Directive: Leave every picture out and write out the records below exactly.
::: Data shown :::
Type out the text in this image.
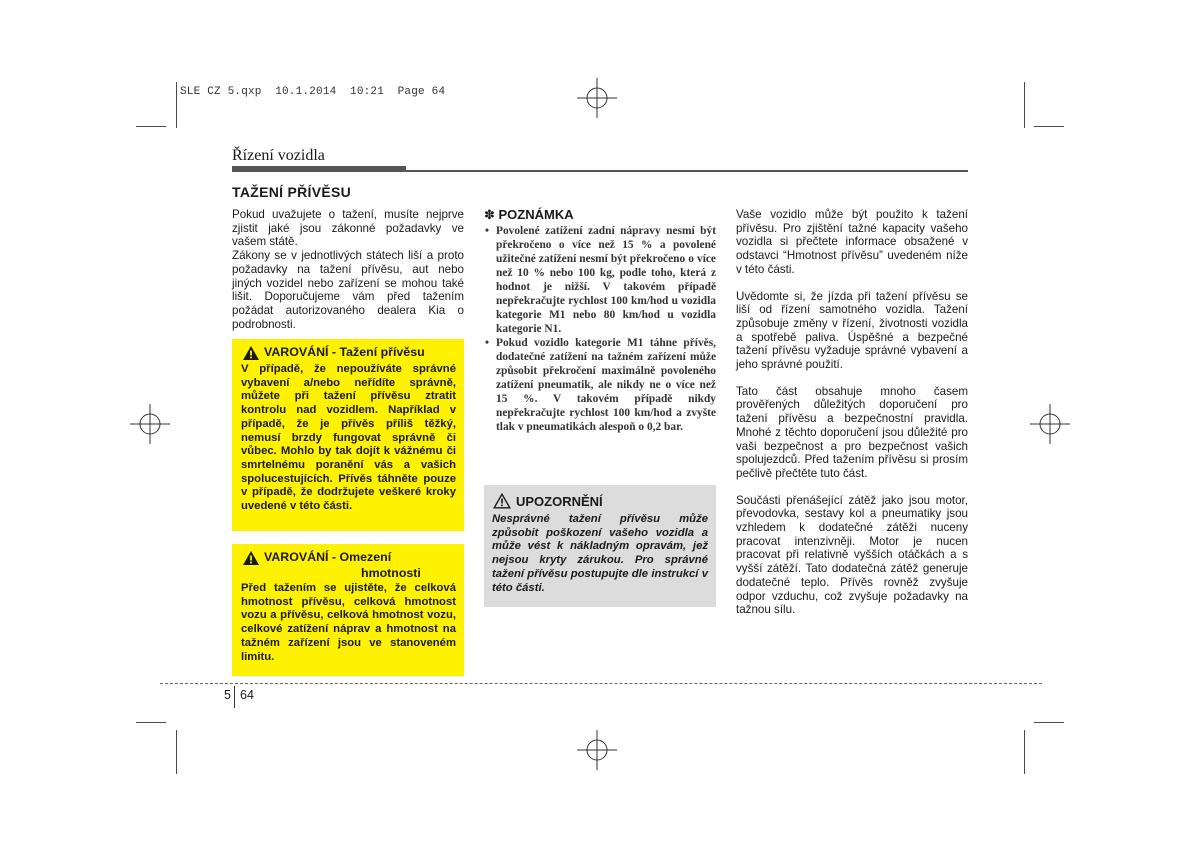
SLE CZ 5.qxp  10.1.2014  10:21  Page 64
Řízení vozidla
TAŽENÍ PŘÍVĚSU

Pokud uvažujete o tažení, musíte nejprve zjistit jaké jsou zákonné požadavky ve vašem státě.

Zákony se v jednotlivých státech liší a proto požadavky na tažení přívěsu, aut nebo jiných vozidel nebo zařízení se mohou také lišit. Doporučujeme vám před tažením požádat autorizovaného dealera Kia o podrobnosti.

VAROVÁNÍ - Tažení přívěsu
V případě, že nepoužíváte správné vybavení a/nebo neřídíte správně, můžete při tažení přívěsu ztratit kontrolu nad vozidlem. Například v případě, že je přívěs příliš těžký, nemusí brzdy fungovat správně či vůbec. Mohlo by tak dojít k vážnému či smrtelnému poranění vás a vašich spolucestujících. Přívěs táhněte pouze v případě, že dodržujete veškeré kroky uvedené v této části.
VAROVÁNÍ - Omezení
hmotnosti
Před tažením se ujistěte, že celková hmotnost přívěsu, celková hmotnost vozu a přívěsu, celková hmotnost vozu, celkové zatížení náprav a hmotnost na tažném zařízení jsou ve stanoveném limitu.
✽ POZNÁMKA
• Povolené zatížení zadní nápravy nesmí být překročeno o více než 15 % a povolené užitečné zatížení nesmí být překročeno o více než 10 % nebo 100 kg, podle toho, která z hodnot je nižší. V takovém případě nepřekračujte rychlost 100 km/hod u vozidla kategorie M1 nebo 80 km/hod u vozidla kategorie N1.
• Pokud vozidlo kategorie M1 táhne přívěs, dodatečné zatížení na tažném zařízení může způsobit překročení maximálně povoleného zatížení pneumatik, ale nikdy ne o více než 15 %. V takovém případě nikdy nepřekračujte rychlost 100 km/hod a zvyšte tlak v pneumatikách alespoň o 0,2 bar.
UPOZORNĚNÍ
Nesprávné tažení přívěsu může způsobit poškození vašeho vozidla a může vést k nákladným opravám, jež nejsou kryty zárukou. Pro správné tažení přívěsu postupujte dle instrukcí v této části.

Vaše vozidlo může být použito k tažení přívěsu. Pro zjištění tažné kapacity vašeho vozidla si přečtete informace obsažené v odstavci “Hmotnost přívěsu” uvedeném níže v této části.

Uvědomte si, že jízda při tažení přívěsu se liší od řízení samotného vozidla. Tažení způsobuje změny v řízení, životnosti vozidla a spotřebě paliva. Úspěšné a bezpečné tažení přívěsu vyžaduje správné vybavení a jeho správné použití.

Tato část obsahuje mnoho časem prověřených důležitých doporučení pro tažení přívěsu a bezpečnostní pravidla. Mnohé z těchto doporučení jsou důležité pro vaši bezpečnost a pro bezpečnost vašich spolujezdců. Před tažením přívěsu si prosím pečlivě přečtěte tuto část.

Součásti přenášející zátěž jako jsou motor, převodovka, sestavy kol a pneumatiky jsou vzhledem k dodatečné zátěži nuceny pracovat intenzivněji. Motor je nucen pracovat při relativně vyšších otáčkách a s vyšší zátěží. Tato dodatečná zátěž generuje dodatečné teplo. Přívěs rovněž zvyšuje odpor vzduchu, což zvyšuje požadavky na tažnou sílu.

5 64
:::
Output of the task:
Type out the text in this image.
SLE CZ 5.qxp  10.1.2014  10:21  Page 64
Řízení vozidla
TAŽENÍ PŘÍVĚSU

Pokud uvažujete o tažení, musíte nejprve zjistit jaké jsou zákonné požadavky ve vašem státě.

Zákony se v jednotlivých státech liší a proto požadavky na tažení přívěsu, aut nebo jiných vozidel nebo zařízení se mohou také lišit. Doporučujeme vám před tažením požádat autorizovaného dealera Kia o podrobnosti.

VAROVÁNÍ - Tažení přívěsu
V případě, že nepoužíváte správné vybavení a/nebo neřídíte správně, můžete při tažení přívěsu ztratit kontrolu nad vozidlem. Například v případě, že je přívěs příliš těžký, nemusí brzdy fungovat správně či vůbec. Mohlo by tak dojít k vážnému či smrtelnému poranění vás a vašich spolucestujících. Přívěs táhněte pouze v případě, že dodržujete veškeré kroky uvedené v této části.
VAROVÁNÍ - Omezení
hmotnosti
Před tažením se ujistěte, že celková hmotnost přívěsu, celková hmotnost vozu a přívěsu, celková hmotnost vozu, celkové zatížení náprav a hmotnost na tažném zařízení jsou ve stanoveném limitu.
✽ POZNÁMKA
• Povolené zatížení zadní nápravy nesmí být překročeno o více než 15 % a povolené užitečné zatížení nesmí být překročeno o více než 10 % nebo 100 kg, podle toho, která z hodnot je nižší. V takovém případě nepřekračujte rychlost 100 km/hod u vozidla kategorie M1 nebo 80 km/hod u vozidla kategorie N1.
• Pokud vozidlo kategorie M1 táhne přívěs, dodatečné zatížení na tažném zařízení může způsobit překročení maximálně povoleného zatížení pneumatik, ale nikdy ne o více než 15 %. V takovém případě nikdy nepřekračujte rychlost 100 km/hod a zvyšte tlak v pneumatikách alespoň o 0,2 bar.
UPOZORNĚNÍ
Nesprávné tažení přívěsu může způsobit poškození vašeho vozidla a může vést k nákladným opravám, jež nejsou kryty zárukou. Pro správné tažení přívěsu postupujte dle instrukcí v této části.

Vaše vozidlo může být použito k tažení přívěsu. Pro zjištění tažné kapacity vašeho vozidla si přečtete informace obsažené v odstavci “Hmotnost přívěsu” uvedeném níže v této části.

Uvědomte si, že jízda při tažení přívěsu se liší od řízení samotného vozidla. Tažení způsobuje změny v řízení, životnosti vozidla a spotřebě paliva. Úspěšné a bezpečné tažení přívěsu vyžaduje správné vybavení a jeho správné použití.

Tato část obsahuje mnoho časem prověřených důležitých doporučení pro tažení přívěsu a bezpečnostní pravidla. Mnohé z těchto doporučení jsou důležité pro vaši bezpečnost a pro bezpečnost vašich spolujezdců. Před tažením přívěsu si prosím pečlivě přečtěte tuto část.

Součásti přenášející zátěž jako jsou motor, převodovka, sestavy kol a pneumatiky jsou vzhledem k dodatečné zátěži nuceny pracovat intenzivněji. Motor je nucen pracovat při relativně vyšších otáčkách a s vyšší zátěží. Tato dodatečná zátěž generuje dodatečné teplo. Přívěs rovněž zvyšuje odpor vzduchu, což zvyšuje požadavky na tažnou sílu.

5 64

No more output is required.